-------- Records supplied
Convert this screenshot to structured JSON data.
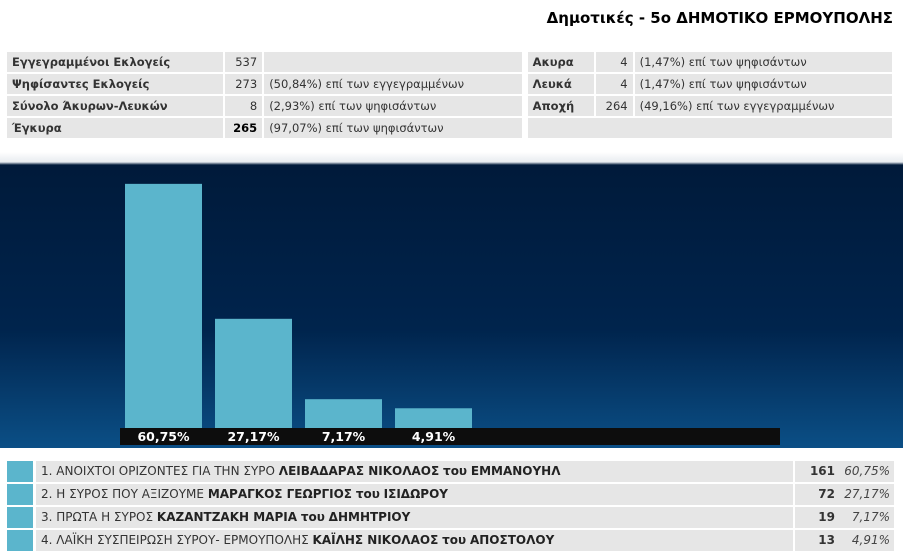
{
  "title": "Δημοτικές - 5ο ΔΗΜΟΤΙΚΟ ΕΡΜΟΥΠΟΛΗΣ",
  "stats": {
    "left": [
      {
        "label": "Εγγεγραμμένοι Εκλογείς",
        "value": "537",
        "note": ""
      },
      {
        "label": "Ψηφίσαντες Εκλογείς",
        "value": "273",
        "note": "(50,84%) επί των εγγεγραμμένων"
      },
      {
        "label": "Σύνολο Άκυρων-Λευκών",
        "value": "8",
        "note": "(2,93%) επί των ψηφισάντων"
      },
      {
        "label": "Έγκυρα",
        "value": "265",
        "note": "(97,07%) επί των ψηφισάντων"
      }
    ],
    "right": [
      {
        "label": "Ακυρα",
        "value": "4",
        "note": "(1,47%) επί των ψηφισάντων"
      },
      {
        "label": "Λευκά",
        "value": "4",
        "note": "(1,47%) επί των ψηφισάντων"
      },
      {
        "label": "Αποχή",
        "value": "264",
        "note": "(49,16%) επί των εγγεγραμμένων"
      }
    ]
  },
  "colors": {
    "bar": "#5bb5cc",
    "label_strip": "#0d0d0d"
  },
  "chart_data": {
    "type": "bar",
    "categories": [
      "1",
      "2",
      "3",
      "4"
    ],
    "values": [
      60.75,
      27.17,
      7.17,
      4.91
    ],
    "labels": [
      "60,75%",
      "27,17%",
      "7,17%",
      "4,91%"
    ],
    "ylim": [
      0,
      65
    ],
    "grid": false
  },
  "results": [
    {
      "num": "1.",
      "list": "ΑΝΟΙΧΤΟΙ ΟΡΙΖΟΝΤΕΣ ΓΙΑ ΤΗΝ ΣΥΡΟ",
      "candidate": "ΛΕΙΒΑΔΑΡΑΣ ΝΙΚΟΛΑΟΣ",
      "tou": "του",
      "father": "ΕΜΜΑΝΟΥΗΛ",
      "votes": "161",
      "pct": "60,75%"
    },
    {
      "num": "2.",
      "list": "Η ΣΥΡΟΣ ΠΟΥ ΑΞΙΖΟΥΜΕ",
      "candidate": "ΜΑΡΑΓΚΟΣ ΓΕΩΡΓΙΟΣ",
      "tou": "του",
      "father": "ΙΣΙΔΩΡΟΥ",
      "votes": "72",
      "pct": "27,17%"
    },
    {
      "num": "3.",
      "list": "ΠΡΩΤΑ Η ΣΥΡΟΣ",
      "candidate": "ΚΑΖΑΝΤΖΑΚΗ ΜΑΡΙΑ",
      "tou": "του",
      "father": "ΔΗΜΗΤΡΙΟΥ",
      "votes": "19",
      "pct": "7,17%"
    },
    {
      "num": "4.",
      "list": "ΛΑΪΚΗ ΣΥΣΠΕΙΡΩΣΗ ΣΥΡΟΥ- ΕΡΜΟΥΠΟΛΗΣ",
      "candidate": "ΚΑΪΛΗΣ ΝΙΚΟΛΑΟΣ",
      "tou": "του",
      "father": "ΑΠΟΣΤΟΛΟΥ",
      "votes": "13",
      "pct": "4,91%"
    }
  ]
}
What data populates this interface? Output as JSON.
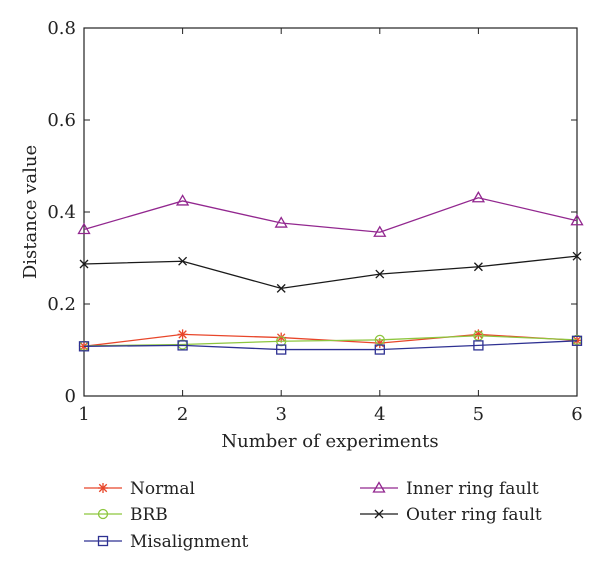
----------------
Instruction: Go through the material above and count the lines that contain "this"; answer with the number alone.

Task solution: 2